[Records]
--

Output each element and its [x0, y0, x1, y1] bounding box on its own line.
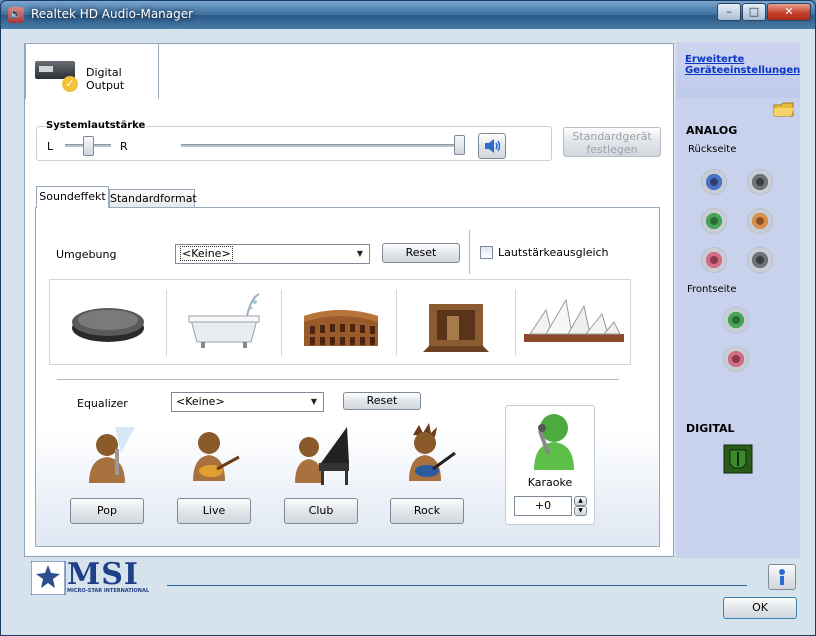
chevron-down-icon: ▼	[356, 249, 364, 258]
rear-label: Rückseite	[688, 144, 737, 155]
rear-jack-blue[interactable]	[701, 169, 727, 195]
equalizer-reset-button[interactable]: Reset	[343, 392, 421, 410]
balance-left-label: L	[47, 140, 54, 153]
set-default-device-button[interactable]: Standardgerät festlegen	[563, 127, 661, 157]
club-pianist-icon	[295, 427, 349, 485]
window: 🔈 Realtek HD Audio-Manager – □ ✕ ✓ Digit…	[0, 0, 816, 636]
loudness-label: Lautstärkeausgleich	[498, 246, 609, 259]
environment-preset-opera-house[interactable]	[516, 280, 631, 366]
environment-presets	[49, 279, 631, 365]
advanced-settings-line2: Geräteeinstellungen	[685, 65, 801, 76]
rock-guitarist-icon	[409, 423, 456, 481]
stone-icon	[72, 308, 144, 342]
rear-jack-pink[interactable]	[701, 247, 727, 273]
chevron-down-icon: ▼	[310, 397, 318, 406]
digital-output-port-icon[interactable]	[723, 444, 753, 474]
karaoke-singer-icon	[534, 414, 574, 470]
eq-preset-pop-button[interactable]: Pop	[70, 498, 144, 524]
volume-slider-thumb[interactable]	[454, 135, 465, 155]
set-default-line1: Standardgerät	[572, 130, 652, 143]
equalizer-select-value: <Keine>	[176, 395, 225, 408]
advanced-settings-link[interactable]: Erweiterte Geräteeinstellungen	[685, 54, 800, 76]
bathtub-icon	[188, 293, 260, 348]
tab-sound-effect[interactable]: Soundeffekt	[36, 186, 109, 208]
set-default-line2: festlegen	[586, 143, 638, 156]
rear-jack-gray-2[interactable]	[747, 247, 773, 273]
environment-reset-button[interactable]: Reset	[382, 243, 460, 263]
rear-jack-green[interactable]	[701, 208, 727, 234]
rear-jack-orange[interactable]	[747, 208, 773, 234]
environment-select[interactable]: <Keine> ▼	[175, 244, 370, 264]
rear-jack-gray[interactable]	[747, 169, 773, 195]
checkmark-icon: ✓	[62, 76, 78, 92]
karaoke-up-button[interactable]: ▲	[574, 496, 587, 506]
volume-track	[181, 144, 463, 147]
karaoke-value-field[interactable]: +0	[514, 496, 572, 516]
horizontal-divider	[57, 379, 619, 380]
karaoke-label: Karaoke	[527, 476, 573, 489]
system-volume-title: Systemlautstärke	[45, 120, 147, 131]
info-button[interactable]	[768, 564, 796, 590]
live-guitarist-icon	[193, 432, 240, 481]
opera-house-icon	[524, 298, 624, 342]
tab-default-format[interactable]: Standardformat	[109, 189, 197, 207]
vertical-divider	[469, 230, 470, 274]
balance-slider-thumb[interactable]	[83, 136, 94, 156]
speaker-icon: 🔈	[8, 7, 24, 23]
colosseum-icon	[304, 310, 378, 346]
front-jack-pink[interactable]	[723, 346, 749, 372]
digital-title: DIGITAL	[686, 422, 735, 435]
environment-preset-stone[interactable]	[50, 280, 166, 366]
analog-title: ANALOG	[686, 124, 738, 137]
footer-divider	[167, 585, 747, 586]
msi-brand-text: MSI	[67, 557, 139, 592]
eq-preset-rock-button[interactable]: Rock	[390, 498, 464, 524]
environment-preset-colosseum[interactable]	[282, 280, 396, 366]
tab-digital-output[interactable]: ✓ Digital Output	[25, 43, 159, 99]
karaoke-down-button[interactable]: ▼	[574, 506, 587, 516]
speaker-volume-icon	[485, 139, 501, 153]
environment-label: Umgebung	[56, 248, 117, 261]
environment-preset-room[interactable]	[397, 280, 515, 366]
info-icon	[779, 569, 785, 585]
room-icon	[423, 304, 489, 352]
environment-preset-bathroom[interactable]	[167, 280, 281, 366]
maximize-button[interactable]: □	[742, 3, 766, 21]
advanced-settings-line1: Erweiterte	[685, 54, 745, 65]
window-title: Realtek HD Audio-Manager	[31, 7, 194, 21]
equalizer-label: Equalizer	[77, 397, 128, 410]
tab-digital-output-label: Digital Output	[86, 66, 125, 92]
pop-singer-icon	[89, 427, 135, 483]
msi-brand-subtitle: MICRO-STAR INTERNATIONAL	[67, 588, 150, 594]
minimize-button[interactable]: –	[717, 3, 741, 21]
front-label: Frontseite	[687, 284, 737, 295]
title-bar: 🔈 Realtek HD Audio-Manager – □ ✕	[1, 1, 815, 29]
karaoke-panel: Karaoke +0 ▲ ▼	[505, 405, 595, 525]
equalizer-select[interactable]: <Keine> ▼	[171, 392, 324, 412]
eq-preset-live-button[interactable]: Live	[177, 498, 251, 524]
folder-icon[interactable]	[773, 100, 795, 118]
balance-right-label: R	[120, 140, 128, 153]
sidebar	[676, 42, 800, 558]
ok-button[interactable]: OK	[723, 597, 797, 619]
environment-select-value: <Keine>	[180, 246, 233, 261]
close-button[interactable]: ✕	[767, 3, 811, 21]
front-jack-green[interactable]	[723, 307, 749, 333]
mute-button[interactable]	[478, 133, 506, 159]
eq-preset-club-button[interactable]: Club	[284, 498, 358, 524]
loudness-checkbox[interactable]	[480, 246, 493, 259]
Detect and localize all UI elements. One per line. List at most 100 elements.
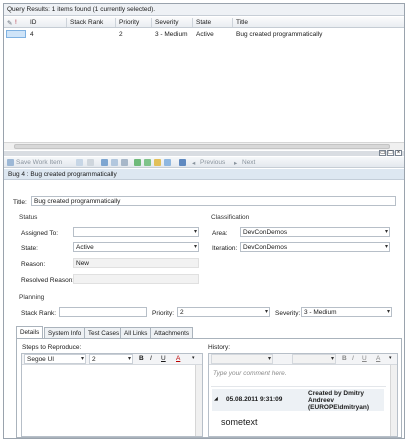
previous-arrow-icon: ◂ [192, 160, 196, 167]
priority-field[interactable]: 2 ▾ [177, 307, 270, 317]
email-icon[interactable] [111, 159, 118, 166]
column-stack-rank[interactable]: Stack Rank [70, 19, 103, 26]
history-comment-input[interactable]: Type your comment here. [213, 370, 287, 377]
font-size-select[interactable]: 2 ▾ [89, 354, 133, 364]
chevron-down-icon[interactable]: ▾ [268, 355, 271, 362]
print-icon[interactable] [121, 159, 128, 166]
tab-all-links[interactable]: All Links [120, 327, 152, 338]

--

◆ **What to do**
Please copy out every line of the data above without any change, leaving out the pictures.

◆ **Answer for the task**
Output each element and its [x0, y0, x1, y1] bounding box on its own line.
chevron-down-icon: ▼	[356, 249, 364, 258]
rear-label: Rückseite	[688, 144, 737, 155]
rear-jack-blue[interactable]	[701, 169, 727, 195]
equalizer-reset-button[interactable]: Reset	[343, 392, 421, 410]
balance-left-label: L	[47, 140, 54, 153]
set-default-device-button[interactable]: Standardgerät festlegen	[563, 127, 661, 157]
club-pianist-icon	[295, 427, 349, 485]
window: 🔈 Realtek HD Audio-Manager – □ ✕ ✓ Digit…	[0, 0, 816, 636]
loudness-label: Lautstärkeausgleich	[498, 246, 609, 259]
environment-preset-opera-house[interactable]	[516, 280, 631, 366]
environment-presets	[49, 279, 631, 365]
advanced-settings-line2: Geräteeinstellungen	[685, 65, 801, 76]
rock-guitarist-icon	[409, 423, 456, 481]
stone-icon	[72, 308, 144, 342]
rear-jack-pink[interactable]	[701, 247, 727, 273]
chevron-down-icon: ▼	[310, 397, 318, 406]
digital-output-port-icon[interactable]	[723, 444, 753, 474]
karaoke-singer-icon	[534, 414, 574, 470]
eq-preset-pop-button[interactable]: Pop	[70, 498, 144, 524]
volume-slider-thumb[interactable]	[454, 135, 465, 155]
set-default-line1: Standardgerät	[572, 130, 652, 143]
equalizer-select-value: <Keine>	[176, 395, 225, 408]
advanced-settings-link[interactable]: Erweiterte Geräteeinstellungen	[685, 54, 800, 76]
bathtub-icon	[188, 293, 260, 348]
tab-sound-effect[interactable]: Soundeffekt	[36, 186, 109, 208]
set-default-line2: festlegen	[586, 143, 638, 156]
rear-jack-gray-2[interactable]	[747, 247, 773, 273]
environment-reset-button[interactable]: Reset	[382, 243, 460, 263]
rear-jack-green[interactable]	[701, 208, 727, 234]
rear-jack-orange[interactable]	[747, 208, 773, 234]
environment-select[interactable]: <Keine> ▼	[175, 244, 370, 264]
rear-jack-gray[interactable]	[747, 169, 773, 195]
checkmark-icon: ✓	[62, 76, 78, 92]
karaoke-up-button[interactable]: ▲	[574, 496, 587, 506]
volume-track	[181, 144, 463, 147]
karaoke-value-field[interactable]: +0	[514, 496, 572, 516]
horizontal-divider	[57, 379, 619, 380]
karaoke-label: Karaoke	[527, 476, 573, 489]
system-volume-title: Systemlautstärke	[45, 120, 147, 131]
info-button[interactable]	[768, 564, 796, 590]
live-guitarist-icon	[193, 432, 240, 481]
opera-house-icon	[524, 298, 624, 342]
tab-default-format[interactable]: Standardformat	[109, 189, 197, 207]
vertical-divider	[469, 230, 470, 274]
balance-slider-thumb[interactable]	[83, 136, 94, 156]
speaker-icon: 🔈	[8, 7, 24, 23]
colosseum-icon	[304, 310, 378, 346]
front-jack-pink[interactable]	[723, 346, 749, 372]
digital-title: DIGITAL	[686, 422, 735, 435]
environment-preset-stone[interactable]	[50, 280, 166, 366]
analog-title: ANALOG	[686, 124, 738, 137]
footer-divider	[167, 585, 747, 586]
msi-brand-text: MSI	[67, 557, 139, 592]
eq-preset-rock-button[interactable]: Rock	[390, 498, 464, 524]
environment-preset-colosseum[interactable]	[282, 280, 396, 366]
tab-digital-output[interactable]: ✓ Digital Output	[25, 43, 159, 99]
karaoke-down-button[interactable]: ▼	[574, 506, 587, 516]
speaker-volume-icon	[485, 139, 501, 153]
environment-label: Umgebung	[56, 248, 117, 261]
environment-preset-room[interactable]	[397, 280, 515, 366]
info-icon	[779, 569, 785, 585]
room-icon	[423, 304, 489, 352]
environment-preset-bathroom[interactable]	[167, 280, 281, 366]
maximize-button[interactable]: □	[742, 3, 766, 21]
advanced-settings-line1: Erweiterte	[685, 54, 745, 65]
window-title: Realtek HD Audio-Manager	[31, 7, 194, 21]
equalizer-label: Equalizer	[77, 397, 128, 410]
tab-digital-output-label: Digital Output	[86, 66, 125, 92]
pop-singer-icon	[89, 427, 135, 483]
msi-brand-subtitle: MICRO-STAR INTERNATIONAL	[67, 588, 150, 594]
minimize-button[interactable]: –	[717, 3, 741, 21]
front-label: Frontseite	[687, 284, 737, 295]
title-bar: 🔈 Realtek HD Audio-Manager – □ ✕	[1, 1, 815, 29]
karaoke-panel: Karaoke +0 ▲ ▼	[505, 405, 595, 525]
equalizer-select[interactable]: <Keine> ▼	[171, 392, 324, 412]
eq-preset-live-button[interactable]: Live	[177, 498, 251, 524]
folder-icon[interactable]	[773, 100, 795, 118]
balance-right-label: R	[120, 140, 128, 153]
sidebar	[676, 42, 800, 558]
ok-button[interactable]: OK	[723, 597, 797, 619]
environment-select-value: <Keine>	[180, 246, 233, 261]
close-button[interactable]: ✕	[767, 3, 811, 21]
front-jack-green[interactable]	[723, 307, 749, 333]
mute-button[interactable]	[478, 133, 506, 159]
eq-preset-club-button[interactable]: Club	[284, 498, 358, 524]
loudness-checkbox[interactable]	[480, 246, 493, 259]
Detect and localize all UI elements. One per line. List at most 100 elements.
previous-arrow-icon: ◂ [192, 160, 196, 167]
priority-field[interactable]: 2 ▾ [177, 307, 270, 317]
email-icon[interactable] [111, 159, 118, 166]
column-stack-rank[interactable]: Stack Rank [70, 19, 103, 26]
history-comment-input[interactable]: Type your comment here. [213, 370, 287, 377]
font-size-select[interactable]: 2 ▾ [89, 354, 133, 364]
chevron-down-icon[interactable]: ▾ [268, 355, 271, 362]
print-icon[interactable] [121, 159, 128, 166]
tab-all-links[interactable]: All Links [120, 327, 152, 338]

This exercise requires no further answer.